Dataset excerpt
-*-*-

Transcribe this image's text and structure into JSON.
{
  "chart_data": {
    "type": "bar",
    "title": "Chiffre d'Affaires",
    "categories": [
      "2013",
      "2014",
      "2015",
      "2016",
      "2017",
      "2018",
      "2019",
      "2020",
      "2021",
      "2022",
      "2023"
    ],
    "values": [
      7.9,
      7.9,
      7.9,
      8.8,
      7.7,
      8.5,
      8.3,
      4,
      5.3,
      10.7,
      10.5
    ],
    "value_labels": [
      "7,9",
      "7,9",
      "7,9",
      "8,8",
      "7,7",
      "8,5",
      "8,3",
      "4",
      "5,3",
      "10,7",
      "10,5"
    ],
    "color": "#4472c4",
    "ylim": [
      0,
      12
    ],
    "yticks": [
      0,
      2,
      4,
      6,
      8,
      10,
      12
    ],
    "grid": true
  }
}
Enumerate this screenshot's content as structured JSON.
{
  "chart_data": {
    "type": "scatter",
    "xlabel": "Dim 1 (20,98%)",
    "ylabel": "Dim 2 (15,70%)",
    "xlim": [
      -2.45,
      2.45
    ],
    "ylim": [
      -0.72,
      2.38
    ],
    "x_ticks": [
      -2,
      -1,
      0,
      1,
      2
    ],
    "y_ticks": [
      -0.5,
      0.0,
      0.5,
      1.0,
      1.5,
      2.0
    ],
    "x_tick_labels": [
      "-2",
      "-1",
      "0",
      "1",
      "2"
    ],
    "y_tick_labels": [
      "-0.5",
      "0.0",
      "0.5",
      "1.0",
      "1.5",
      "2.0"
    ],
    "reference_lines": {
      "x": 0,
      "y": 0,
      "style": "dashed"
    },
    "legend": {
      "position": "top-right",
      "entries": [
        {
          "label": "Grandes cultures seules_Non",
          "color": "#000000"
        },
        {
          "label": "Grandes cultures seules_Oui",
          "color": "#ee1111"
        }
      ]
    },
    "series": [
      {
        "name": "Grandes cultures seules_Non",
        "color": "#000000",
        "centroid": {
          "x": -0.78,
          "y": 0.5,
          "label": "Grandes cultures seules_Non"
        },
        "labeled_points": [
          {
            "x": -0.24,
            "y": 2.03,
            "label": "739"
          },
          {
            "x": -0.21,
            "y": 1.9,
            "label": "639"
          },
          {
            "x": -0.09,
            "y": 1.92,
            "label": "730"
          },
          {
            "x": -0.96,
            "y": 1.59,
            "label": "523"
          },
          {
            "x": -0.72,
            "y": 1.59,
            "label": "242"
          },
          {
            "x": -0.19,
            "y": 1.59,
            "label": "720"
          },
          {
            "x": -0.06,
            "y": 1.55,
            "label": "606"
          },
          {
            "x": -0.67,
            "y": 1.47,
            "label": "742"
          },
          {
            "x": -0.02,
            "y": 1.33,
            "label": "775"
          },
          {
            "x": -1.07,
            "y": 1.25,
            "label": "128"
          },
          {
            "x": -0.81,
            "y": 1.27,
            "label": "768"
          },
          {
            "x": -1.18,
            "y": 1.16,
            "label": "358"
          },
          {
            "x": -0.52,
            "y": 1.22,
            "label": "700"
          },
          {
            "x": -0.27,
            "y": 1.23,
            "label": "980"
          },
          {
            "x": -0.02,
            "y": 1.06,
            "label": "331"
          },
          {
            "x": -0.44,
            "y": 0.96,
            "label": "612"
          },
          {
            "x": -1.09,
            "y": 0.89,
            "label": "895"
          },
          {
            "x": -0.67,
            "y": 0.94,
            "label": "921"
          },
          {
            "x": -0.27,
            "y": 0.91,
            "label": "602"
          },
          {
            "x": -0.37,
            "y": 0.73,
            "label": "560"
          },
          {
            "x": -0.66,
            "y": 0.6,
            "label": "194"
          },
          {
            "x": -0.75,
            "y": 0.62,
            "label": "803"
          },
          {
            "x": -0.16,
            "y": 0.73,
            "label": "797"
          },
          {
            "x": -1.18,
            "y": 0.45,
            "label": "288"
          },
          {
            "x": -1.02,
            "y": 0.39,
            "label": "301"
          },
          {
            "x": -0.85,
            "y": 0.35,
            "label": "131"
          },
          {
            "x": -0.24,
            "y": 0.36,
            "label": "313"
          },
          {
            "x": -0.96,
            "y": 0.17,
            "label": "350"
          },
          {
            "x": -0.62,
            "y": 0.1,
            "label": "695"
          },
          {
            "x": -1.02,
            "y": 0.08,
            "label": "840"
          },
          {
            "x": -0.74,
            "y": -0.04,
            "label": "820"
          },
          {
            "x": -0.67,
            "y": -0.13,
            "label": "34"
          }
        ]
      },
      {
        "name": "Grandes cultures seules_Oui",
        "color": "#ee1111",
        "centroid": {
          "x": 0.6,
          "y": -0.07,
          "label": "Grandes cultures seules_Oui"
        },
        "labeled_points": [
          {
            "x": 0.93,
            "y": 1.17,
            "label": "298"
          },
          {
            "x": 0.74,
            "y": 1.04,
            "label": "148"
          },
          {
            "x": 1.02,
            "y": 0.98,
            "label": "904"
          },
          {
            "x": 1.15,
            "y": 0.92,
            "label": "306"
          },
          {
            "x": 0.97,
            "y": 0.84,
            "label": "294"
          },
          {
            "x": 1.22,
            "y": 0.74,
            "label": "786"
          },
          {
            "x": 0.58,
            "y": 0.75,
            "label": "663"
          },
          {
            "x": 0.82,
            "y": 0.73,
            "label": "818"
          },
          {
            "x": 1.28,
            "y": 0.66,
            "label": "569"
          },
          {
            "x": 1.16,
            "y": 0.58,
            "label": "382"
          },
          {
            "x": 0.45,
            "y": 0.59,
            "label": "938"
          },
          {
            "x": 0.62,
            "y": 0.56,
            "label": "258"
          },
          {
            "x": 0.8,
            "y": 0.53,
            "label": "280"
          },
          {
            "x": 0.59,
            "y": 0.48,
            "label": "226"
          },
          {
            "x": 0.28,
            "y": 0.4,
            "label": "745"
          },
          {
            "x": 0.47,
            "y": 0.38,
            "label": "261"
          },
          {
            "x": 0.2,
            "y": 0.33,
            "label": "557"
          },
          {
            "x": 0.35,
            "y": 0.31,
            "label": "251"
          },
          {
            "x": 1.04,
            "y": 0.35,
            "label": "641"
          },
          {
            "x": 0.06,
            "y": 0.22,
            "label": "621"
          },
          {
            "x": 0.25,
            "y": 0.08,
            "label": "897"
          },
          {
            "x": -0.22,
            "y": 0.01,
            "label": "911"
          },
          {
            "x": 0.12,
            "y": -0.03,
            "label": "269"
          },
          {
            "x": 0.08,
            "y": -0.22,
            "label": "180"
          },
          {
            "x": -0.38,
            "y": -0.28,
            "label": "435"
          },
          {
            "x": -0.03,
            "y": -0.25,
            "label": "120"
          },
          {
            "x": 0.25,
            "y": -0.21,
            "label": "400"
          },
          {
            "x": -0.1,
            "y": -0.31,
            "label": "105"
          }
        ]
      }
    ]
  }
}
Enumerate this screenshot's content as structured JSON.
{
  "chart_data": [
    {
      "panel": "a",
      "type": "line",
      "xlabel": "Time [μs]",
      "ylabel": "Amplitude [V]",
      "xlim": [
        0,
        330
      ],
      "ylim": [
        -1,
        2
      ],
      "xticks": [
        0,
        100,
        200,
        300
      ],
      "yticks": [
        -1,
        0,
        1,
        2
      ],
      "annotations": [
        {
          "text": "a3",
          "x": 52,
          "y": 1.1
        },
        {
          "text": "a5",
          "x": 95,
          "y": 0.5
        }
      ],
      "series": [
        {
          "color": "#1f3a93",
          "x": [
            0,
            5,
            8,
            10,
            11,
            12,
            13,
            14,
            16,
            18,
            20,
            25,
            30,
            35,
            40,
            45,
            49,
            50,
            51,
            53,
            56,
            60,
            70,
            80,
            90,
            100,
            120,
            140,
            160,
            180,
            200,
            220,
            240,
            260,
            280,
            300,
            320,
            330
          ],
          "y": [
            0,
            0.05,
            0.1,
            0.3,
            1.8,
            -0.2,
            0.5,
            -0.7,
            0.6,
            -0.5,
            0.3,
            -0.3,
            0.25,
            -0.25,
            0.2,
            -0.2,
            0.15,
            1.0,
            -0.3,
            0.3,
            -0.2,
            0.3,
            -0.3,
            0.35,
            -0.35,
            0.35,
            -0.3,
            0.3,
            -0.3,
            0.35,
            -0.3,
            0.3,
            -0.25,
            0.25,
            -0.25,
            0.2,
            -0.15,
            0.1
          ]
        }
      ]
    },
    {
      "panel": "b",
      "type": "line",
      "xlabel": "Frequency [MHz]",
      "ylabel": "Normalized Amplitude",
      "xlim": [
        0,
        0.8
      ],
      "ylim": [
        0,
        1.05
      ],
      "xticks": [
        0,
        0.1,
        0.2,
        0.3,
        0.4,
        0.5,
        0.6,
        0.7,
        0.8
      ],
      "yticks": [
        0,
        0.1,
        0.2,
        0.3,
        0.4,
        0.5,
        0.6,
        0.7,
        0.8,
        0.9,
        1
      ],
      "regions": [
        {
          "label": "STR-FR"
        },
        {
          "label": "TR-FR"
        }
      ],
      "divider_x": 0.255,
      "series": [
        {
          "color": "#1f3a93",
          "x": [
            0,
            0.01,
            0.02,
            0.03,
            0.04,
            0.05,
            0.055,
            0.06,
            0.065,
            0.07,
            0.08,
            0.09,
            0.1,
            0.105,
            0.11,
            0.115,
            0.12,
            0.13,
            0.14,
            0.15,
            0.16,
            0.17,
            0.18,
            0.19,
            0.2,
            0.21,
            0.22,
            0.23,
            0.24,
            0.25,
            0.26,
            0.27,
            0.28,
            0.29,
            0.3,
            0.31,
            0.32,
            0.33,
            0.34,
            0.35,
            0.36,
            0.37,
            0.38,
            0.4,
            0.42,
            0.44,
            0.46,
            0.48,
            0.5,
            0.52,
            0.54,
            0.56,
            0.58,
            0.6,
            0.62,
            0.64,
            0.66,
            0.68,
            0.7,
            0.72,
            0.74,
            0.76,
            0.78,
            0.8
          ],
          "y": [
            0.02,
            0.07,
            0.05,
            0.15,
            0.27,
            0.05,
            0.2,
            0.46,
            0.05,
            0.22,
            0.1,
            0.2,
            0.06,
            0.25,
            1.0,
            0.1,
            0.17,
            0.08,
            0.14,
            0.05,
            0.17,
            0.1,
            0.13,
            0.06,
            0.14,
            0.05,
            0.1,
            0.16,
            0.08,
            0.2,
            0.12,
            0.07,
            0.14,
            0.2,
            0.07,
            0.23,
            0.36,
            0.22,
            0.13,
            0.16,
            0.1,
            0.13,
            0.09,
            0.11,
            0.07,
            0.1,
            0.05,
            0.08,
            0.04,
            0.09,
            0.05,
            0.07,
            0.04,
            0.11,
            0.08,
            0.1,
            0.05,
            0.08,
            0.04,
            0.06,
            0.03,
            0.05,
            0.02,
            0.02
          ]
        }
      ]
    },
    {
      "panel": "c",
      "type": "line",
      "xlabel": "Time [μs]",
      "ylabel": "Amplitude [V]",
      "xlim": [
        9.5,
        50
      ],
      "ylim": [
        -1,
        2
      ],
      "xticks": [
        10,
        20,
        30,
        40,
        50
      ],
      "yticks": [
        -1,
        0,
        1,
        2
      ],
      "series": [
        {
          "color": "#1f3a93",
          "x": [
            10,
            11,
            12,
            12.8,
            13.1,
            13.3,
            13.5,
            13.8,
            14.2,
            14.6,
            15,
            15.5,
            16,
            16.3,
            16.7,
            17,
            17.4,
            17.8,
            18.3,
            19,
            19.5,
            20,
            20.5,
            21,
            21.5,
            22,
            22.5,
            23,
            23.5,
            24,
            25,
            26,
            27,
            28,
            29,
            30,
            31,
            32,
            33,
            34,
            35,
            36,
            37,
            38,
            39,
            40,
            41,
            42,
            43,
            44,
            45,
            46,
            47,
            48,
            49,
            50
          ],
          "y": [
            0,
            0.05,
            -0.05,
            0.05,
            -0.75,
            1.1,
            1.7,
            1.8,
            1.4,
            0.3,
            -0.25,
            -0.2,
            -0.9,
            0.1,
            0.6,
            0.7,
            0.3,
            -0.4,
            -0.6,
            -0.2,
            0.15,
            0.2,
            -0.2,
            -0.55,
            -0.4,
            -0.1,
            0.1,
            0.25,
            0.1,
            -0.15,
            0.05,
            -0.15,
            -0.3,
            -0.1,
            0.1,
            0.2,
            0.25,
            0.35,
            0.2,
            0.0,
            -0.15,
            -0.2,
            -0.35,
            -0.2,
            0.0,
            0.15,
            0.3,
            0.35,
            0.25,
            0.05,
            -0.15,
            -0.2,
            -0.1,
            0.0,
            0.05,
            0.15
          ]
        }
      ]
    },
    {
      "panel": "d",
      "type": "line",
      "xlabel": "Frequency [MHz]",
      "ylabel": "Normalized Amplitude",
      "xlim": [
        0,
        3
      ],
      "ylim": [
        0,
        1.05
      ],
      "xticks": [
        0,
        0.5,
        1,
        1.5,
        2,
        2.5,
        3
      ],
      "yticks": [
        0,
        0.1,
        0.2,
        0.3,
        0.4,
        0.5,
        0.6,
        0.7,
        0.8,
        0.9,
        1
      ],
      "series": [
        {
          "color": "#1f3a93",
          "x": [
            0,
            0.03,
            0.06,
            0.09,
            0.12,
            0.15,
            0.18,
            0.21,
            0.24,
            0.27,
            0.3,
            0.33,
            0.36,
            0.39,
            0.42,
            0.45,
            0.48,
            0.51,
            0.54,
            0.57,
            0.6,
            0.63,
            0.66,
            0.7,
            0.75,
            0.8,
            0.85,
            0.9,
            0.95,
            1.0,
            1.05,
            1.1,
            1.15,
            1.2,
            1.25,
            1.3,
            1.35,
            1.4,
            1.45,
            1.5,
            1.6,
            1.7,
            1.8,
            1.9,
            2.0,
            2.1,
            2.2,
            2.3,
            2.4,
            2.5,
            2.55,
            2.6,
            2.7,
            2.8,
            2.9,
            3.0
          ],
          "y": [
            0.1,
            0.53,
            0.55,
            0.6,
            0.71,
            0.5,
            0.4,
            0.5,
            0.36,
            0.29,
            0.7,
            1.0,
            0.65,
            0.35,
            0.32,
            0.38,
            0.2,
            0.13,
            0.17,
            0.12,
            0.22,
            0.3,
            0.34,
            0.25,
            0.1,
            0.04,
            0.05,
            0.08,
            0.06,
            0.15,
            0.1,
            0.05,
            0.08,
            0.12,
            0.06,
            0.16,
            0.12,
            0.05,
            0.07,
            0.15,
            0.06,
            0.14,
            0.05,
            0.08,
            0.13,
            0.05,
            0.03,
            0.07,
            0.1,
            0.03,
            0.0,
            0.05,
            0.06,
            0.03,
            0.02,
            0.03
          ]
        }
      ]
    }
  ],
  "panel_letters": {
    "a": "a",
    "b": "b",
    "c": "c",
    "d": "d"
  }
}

-*-*-

> _SET TASK_
Go through the records and pull out each line that includes the word "name".

> _SOLUTION FOR THIS EXERCISE_
        "name": "Grandes cultures seules_Non",
        "name": "Grandes cultures seules_Oui",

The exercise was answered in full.